» **REQUIREMENT**
Return every line of the data below that includes the string "employed".

___ DATA PROVIDED ___

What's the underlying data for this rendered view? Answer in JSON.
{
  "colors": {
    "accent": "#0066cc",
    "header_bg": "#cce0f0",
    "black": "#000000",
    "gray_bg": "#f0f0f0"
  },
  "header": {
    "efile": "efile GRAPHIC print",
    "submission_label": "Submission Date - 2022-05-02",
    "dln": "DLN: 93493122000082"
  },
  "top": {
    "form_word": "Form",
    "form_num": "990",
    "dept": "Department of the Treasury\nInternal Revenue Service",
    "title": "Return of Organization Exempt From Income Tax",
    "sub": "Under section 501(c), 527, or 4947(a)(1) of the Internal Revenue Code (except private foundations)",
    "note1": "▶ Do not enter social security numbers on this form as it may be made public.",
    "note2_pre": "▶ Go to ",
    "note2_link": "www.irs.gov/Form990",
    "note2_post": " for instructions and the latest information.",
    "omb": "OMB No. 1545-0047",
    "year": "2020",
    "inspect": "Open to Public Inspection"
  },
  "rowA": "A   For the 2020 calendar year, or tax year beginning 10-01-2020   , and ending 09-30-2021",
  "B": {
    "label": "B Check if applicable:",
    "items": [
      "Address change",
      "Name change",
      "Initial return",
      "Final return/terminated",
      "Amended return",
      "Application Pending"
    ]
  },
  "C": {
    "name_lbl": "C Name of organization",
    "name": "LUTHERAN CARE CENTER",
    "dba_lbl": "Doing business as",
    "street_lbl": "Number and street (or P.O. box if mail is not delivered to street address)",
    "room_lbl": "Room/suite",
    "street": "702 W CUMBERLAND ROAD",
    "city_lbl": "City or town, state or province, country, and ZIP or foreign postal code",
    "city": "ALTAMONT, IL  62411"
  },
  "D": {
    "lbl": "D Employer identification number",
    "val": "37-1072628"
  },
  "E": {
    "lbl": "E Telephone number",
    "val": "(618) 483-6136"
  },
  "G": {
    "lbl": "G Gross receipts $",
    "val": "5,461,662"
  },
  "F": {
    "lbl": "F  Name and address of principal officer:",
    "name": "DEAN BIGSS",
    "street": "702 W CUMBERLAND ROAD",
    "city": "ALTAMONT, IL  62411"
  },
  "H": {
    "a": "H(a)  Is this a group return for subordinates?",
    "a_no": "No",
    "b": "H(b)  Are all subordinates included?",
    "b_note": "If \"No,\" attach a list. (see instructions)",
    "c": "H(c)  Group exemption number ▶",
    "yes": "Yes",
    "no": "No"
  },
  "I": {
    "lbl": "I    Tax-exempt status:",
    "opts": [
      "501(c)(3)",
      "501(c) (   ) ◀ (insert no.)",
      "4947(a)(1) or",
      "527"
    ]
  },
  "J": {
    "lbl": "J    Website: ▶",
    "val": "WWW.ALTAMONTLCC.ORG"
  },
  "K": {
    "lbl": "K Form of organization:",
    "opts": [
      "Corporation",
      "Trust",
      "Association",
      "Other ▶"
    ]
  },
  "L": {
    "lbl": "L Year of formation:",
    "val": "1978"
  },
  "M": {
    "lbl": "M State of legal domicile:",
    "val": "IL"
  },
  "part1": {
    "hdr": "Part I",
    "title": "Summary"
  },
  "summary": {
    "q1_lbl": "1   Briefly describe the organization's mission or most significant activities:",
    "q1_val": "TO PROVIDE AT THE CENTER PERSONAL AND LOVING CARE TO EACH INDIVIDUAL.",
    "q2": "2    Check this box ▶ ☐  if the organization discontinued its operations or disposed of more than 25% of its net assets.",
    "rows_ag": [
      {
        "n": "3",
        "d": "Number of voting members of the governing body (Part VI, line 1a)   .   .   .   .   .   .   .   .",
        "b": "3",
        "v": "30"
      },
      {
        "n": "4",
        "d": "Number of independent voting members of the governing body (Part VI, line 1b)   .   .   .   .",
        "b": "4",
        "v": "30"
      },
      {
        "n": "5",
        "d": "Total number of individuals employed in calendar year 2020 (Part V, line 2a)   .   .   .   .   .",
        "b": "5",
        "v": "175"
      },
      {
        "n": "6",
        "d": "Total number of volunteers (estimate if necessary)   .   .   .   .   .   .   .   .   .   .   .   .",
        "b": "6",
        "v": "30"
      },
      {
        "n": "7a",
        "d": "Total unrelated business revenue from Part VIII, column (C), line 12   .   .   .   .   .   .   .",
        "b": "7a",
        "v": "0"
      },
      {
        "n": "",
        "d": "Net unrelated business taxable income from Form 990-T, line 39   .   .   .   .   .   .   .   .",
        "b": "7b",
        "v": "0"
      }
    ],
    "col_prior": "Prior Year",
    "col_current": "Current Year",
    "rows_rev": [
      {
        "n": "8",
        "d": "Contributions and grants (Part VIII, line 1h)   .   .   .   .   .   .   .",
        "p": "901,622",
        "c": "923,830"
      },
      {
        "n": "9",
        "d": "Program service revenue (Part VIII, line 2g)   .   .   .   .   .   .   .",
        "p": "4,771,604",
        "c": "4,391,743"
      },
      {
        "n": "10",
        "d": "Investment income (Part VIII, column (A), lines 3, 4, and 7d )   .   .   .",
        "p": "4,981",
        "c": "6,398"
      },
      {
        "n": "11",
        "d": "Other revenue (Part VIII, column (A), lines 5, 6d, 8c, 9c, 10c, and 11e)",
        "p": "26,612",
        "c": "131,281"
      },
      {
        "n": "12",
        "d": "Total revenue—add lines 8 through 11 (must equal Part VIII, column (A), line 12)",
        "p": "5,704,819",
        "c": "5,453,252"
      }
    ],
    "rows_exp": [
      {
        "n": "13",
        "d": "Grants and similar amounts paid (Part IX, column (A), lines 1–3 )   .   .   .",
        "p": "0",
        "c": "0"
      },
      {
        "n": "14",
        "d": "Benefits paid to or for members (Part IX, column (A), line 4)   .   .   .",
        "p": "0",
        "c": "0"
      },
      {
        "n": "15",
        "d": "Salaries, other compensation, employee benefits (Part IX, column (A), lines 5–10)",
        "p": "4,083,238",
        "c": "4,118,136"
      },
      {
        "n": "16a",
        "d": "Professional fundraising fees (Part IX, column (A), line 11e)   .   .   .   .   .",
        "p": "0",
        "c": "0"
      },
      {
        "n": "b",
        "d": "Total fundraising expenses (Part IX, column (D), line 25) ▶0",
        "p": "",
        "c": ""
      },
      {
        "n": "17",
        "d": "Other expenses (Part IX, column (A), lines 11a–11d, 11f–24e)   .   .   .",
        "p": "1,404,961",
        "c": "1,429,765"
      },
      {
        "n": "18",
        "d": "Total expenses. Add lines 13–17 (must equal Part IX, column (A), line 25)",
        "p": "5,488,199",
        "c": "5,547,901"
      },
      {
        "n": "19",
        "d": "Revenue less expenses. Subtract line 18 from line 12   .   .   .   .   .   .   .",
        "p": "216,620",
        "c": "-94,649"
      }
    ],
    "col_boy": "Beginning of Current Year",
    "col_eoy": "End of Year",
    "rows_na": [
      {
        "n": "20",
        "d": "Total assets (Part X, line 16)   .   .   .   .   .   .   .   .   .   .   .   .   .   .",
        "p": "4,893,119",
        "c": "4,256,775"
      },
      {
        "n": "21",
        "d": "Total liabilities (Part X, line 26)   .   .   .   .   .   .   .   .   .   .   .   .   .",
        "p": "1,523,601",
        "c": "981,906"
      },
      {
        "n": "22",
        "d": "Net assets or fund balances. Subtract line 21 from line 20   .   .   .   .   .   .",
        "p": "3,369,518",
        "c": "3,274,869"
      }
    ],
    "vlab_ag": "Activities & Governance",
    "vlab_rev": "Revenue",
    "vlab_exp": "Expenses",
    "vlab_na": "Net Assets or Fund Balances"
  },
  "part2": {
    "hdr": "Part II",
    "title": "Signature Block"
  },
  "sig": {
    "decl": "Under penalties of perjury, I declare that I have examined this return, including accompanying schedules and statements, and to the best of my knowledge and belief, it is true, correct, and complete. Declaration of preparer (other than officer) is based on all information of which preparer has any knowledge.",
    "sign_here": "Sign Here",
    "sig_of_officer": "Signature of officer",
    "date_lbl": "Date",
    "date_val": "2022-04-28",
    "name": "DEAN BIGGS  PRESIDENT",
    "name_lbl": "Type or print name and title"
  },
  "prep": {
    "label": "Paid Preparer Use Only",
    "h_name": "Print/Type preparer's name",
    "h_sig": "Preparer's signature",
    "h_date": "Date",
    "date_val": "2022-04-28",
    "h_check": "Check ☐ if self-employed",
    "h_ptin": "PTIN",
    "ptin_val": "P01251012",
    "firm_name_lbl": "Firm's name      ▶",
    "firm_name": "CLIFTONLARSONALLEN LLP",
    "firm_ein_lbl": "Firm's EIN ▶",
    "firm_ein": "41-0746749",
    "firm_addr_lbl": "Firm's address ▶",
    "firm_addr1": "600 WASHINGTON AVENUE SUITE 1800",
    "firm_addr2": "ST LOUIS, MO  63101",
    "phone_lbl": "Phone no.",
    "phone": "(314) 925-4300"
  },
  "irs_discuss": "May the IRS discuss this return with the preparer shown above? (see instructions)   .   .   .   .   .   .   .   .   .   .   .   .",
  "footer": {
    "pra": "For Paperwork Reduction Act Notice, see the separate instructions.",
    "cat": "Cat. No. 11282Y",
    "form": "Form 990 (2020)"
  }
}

___

» **THE RESULT**
        "d": "Total number of individuals employed in calendar year 2020 (Part V, line 2a)   .   .   .   .   .",
    "h_check": "Check ☐ if self-employed",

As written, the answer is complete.